◆ **What the task requires**:
Reproduce the data that follows in its entirety, character for character.

Stored entries
[start]
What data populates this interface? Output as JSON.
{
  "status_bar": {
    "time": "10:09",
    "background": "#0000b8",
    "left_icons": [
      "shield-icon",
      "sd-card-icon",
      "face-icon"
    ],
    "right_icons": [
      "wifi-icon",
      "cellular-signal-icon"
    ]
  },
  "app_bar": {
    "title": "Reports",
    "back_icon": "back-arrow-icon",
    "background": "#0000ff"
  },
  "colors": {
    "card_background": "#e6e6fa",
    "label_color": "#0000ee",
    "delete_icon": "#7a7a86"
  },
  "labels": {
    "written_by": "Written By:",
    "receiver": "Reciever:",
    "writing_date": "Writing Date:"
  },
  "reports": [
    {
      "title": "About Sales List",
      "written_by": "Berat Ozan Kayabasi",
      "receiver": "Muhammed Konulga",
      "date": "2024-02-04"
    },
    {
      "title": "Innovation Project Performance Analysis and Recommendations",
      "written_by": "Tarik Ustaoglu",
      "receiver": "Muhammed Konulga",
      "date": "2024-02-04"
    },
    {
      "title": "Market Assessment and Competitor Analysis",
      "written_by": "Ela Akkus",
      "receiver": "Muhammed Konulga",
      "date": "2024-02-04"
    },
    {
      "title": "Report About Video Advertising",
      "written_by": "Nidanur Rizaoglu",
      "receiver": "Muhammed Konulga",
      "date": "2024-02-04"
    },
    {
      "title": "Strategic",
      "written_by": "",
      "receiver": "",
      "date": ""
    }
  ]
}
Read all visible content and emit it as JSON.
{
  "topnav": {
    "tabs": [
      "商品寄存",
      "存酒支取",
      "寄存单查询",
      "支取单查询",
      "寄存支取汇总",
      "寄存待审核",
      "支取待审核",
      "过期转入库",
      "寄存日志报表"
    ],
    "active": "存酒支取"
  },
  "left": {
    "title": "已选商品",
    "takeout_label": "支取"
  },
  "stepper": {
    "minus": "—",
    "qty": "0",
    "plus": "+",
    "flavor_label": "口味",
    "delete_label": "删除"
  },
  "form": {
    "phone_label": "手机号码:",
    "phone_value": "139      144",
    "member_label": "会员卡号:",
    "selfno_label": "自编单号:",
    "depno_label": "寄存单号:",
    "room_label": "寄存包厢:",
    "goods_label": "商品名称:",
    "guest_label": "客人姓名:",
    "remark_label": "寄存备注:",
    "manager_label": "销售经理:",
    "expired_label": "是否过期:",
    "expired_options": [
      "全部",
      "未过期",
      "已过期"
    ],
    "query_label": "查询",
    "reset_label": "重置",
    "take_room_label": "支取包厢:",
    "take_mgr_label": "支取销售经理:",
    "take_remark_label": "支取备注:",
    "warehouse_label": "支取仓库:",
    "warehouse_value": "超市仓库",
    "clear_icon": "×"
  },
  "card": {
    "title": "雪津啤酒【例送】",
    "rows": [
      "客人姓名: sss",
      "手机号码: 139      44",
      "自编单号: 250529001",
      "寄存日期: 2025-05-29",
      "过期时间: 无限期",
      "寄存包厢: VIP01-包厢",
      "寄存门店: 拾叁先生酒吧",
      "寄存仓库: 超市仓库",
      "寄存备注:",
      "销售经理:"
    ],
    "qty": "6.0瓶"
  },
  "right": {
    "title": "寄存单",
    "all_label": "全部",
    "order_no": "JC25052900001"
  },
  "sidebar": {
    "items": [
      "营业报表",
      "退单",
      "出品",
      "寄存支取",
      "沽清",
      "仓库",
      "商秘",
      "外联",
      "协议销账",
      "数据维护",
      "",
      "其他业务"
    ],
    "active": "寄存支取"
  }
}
[end]
◆ **Solution to the problem**:
What data populates this interface? Output as JSON.
{
  "status_bar": {
    "time": "10:09",
    "background": "#0000b8",
    "left_icons": [
      "shield-icon",
      "sd-card-icon",
      "face-icon"
    ],
    "right_icons": [
      "wifi-icon",
      "cellular-signal-icon"
    ]
  },
  "app_bar": {
    "title": "Reports",
    "back_icon": "back-arrow-icon",
    "background": "#0000ff"
  },
  "colors": {
    "card_background": "#e6e6fa",
    "label_color": "#0000ee",
    "delete_icon": "#7a7a86"
  },
  "labels": {
    "written_by": "Written By:",
    "receiver": "Reciever:",
    "writing_date": "Writing Date:"
  },
  "reports": [
    {
      "title": "About Sales List",
      "written_by": "Berat Ozan Kayabasi",
      "receiver": "Muhammed Konulga",
      "date": "2024-02-04"
    },
    {
      "title": "Innovation Project Performance Analysis and Recommendations",
      "written_by": "Tarik Ustaoglu",
      "receiver": "Muhammed Konulga",
      "date": "2024-02-04"
    },
    {
      "title": "Market Assessment and Competitor Analysis",
      "written_by": "Ela Akkus",
      "receiver": "Muhammed Konulga",
      "date": "2024-02-04"
    },
    {
      "title": "Report About Video Advertising",
      "written_by": "Nidanur Rizaoglu",
      "receiver": "Muhammed Konulga",
      "date": "2024-02-04"
    },
    {
      "title": "Strategic",
      "written_by": "",
      "receiver": "",
      "date": ""
    }
  ]
}
Read all visible content and emit it as JSON.
{
  "topnav": {
    "tabs": [
      "商品寄存",
      "存酒支取",
      "寄存单查询",
      "支取单查询",
      "寄存支取汇总",
      "寄存待审核",
      "支取待审核",
      "过期转入库",
      "寄存日志报表"
    ],
    "active": "存酒支取"
  },
  "left": {
    "title": "已选商品",
    "takeout_label": "支取"
  },
  "stepper": {
    "minus": "—",
    "qty": "0",
    "plus": "+",
    "flavor_label": "口味",
    "delete_label": "删除"
  },
  "form": {
    "phone_label": "手机号码:",
    "phone_value": "139      144",
    "member_label": "会员卡号:",
    "selfno_label": "自编单号:",
    "depno_label": "寄存单号:",
    "room_label": "寄存包厢:",
    "goods_label": "商品名称:",
    "guest_label": "客人姓名:",
    "remark_label": "寄存备注:",
    "manager_label": "销售经理:",
    "expired_label": "是否过期:",
    "expired_options": [
      "全部",
      "未过期",
      "已过期"
    ],
    "query_label": "查询",
    "reset_label": "重置",
    "take_room_label": "支取包厢:",
    "take_mgr_label": "支取销售经理:",
    "take_remark_label": "支取备注:",
    "warehouse_label": "支取仓库:",
    "warehouse_value": "超市仓库",
    "clear_icon": "×"
  },
  "card": {
    "title": "雪津啤酒【例送】",
    "rows": [
      "客人姓名: sss",
      "手机号码: 139      44",
      "自编单号: 250529001",
      "寄存日期: 2025-05-29",
      "过期时间: 无限期",
      "寄存包厢: VIP01-包厢",
      "寄存门店: 拾叁先生酒吧",
      "寄存仓库: 超市仓库",
      "寄存备注:",
      "销售经理:"
    ],
    "qty": "6.0瓶"
  },
  "right": {
    "title": "寄存单",
    "all_label": "全部",
    "order_no": "JC25052900001"
  },
  "sidebar": {
    "items": [
      "营业报表",
      "退单",
      "出品",
      "寄存支取",
      "沽清",
      "仓库",
      "商秘",
      "外联",
      "协议销账",
      "数据维护",
      "",
      "其他业务"
    ],
    "active": "寄存支取"
  }
}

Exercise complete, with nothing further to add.